**WHAT YOU NEED TO DO**
Tally how many lines of these entries hold the string "Altitude". Return the number alone.

—————

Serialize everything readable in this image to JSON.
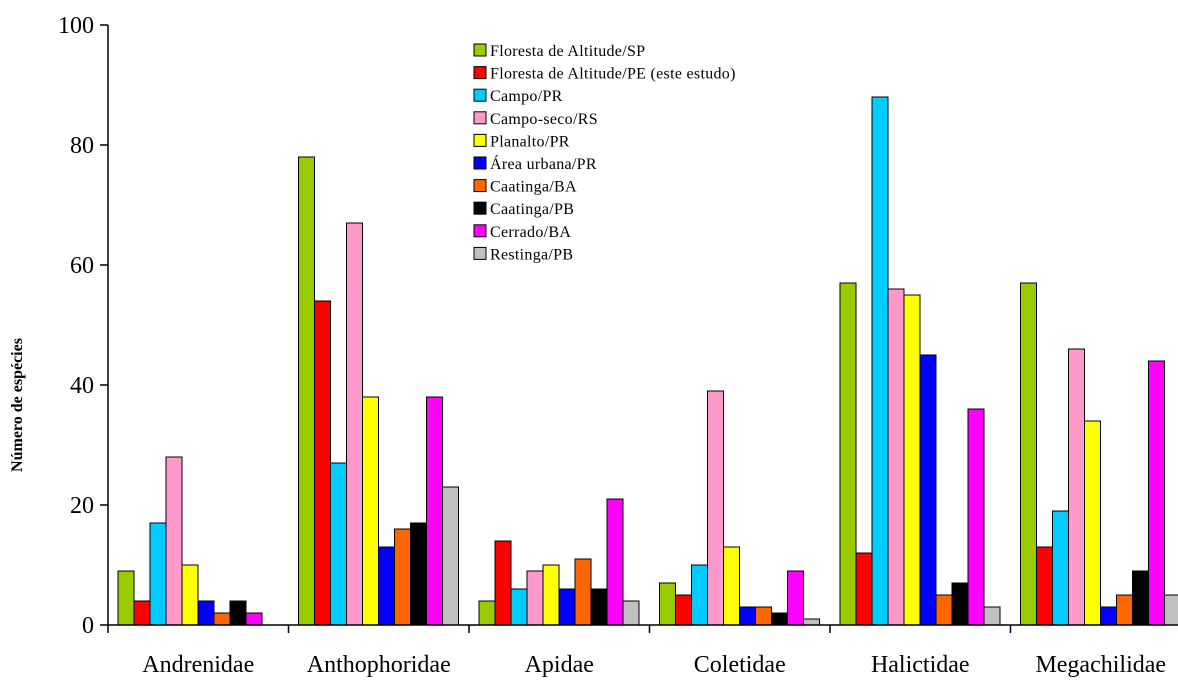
{
  "chart_data": {
    "type": "bar",
    "title": "",
    "xlabel": "",
    "ylabel": "Número de espécies",
    "ylim": [
      0,
      100
    ],
    "yticks": [
      "0",
      "20",
      "40",
      "60",
      "80",
      "100"
    ],
    "grid": false,
    "legend_position": "top-center",
    "categories": [
      "Andrenidae",
      "Anthophoridae",
      "Apidae",
      "Coletidae",
      "Halictidae",
      "Megachilidae"
    ],
    "series": [
      {
        "name": "Floresta de Altitude/SP",
        "color": "#99cc00",
        "values": [
          9,
          78,
          4,
          7,
          57,
          57
        ]
      },
      {
        "name": "Floresta de Altitude/PE (este estudo)",
        "color": "#ff0000",
        "values": [
          4,
          54,
          14,
          5,
          12,
          13
        ]
      },
      {
        "name": "Campo/PR",
        "color": "#00ccff",
        "values": [
          17,
          27,
          6,
          10,
          88,
          19
        ]
      },
      {
        "name": "Campo-seco/RS",
        "color": "#ff99cc",
        "values": [
          28,
          67,
          9,
          39,
          56,
          46
        ]
      },
      {
        "name": "Planalto/PR",
        "color": "#ffff00",
        "values": [
          10,
          38,
          10,
          13,
          55,
          34
        ]
      },
      {
        "name": "Área urbana/PR",
        "color": "#0000ff",
        "values": [
          4,
          13,
          6,
          3,
          45,
          3
        ]
      },
      {
        "name": "Caatinga/BA",
        "color": "#ff6600",
        "values": [
          2,
          16,
          11,
          3,
          5,
          5
        ]
      },
      {
        "name": "Caatinga/PB",
        "color": "#000000",
        "values": [
          4,
          17,
          6,
          2,
          7,
          9
        ]
      },
      {
        "name": "Cerrado/BA",
        "color": "#ff00ff",
        "values": [
          2,
          38,
          21,
          9,
          36,
          44
        ]
      },
      {
        "name": "Restinga/PB",
        "color": "#c0c0c0",
        "values": [
          0,
          23,
          4,
          1,
          3,
          5
        ]
      }
    ]
  }
}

—————

**RESPONSE TO THE EXERCISE**
2